• **Work to be completed**
List all lines of the data containing the word "that".

• **Exercise input**
◆ ◆ ◆ ◆
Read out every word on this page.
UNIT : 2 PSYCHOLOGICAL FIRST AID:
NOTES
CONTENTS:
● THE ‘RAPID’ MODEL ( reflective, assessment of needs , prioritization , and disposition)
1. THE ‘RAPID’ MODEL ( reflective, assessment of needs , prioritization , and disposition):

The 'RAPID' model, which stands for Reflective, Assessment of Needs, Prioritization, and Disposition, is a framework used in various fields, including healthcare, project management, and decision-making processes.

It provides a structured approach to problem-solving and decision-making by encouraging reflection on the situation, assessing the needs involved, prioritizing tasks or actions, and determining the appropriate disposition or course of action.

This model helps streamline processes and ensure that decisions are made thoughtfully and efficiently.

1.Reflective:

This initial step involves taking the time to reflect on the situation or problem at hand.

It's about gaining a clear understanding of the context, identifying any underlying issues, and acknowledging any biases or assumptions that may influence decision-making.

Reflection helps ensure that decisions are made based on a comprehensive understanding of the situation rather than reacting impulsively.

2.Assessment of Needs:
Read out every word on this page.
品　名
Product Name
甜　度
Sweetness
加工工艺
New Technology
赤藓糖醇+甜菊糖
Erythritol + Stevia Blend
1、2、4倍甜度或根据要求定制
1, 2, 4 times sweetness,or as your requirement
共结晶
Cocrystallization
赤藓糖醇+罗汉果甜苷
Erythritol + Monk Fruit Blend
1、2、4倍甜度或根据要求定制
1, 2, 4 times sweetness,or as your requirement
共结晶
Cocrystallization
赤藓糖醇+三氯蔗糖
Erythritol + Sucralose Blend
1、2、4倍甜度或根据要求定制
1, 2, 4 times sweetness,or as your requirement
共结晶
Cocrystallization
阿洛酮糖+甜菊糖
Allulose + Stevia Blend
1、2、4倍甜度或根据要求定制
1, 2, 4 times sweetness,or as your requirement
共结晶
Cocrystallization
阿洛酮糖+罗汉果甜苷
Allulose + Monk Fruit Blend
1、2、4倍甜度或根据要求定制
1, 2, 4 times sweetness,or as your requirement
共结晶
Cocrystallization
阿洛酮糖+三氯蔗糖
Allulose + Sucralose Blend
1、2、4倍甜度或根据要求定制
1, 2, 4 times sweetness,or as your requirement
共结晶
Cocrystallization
◆ ◆ ◆ ◆
• **Written reply**
This model helps streamline processes and ensure that decisions are made thoughtfully and efficiently.
It's about gaining a clear understanding of the context, identifying any underlying issues, and acknowledging any biases or assumptions that may influence decision-making.
Reflection helps ensure that decisions are made based on a comprehensive understanding of the situation rather than reacting impulsively.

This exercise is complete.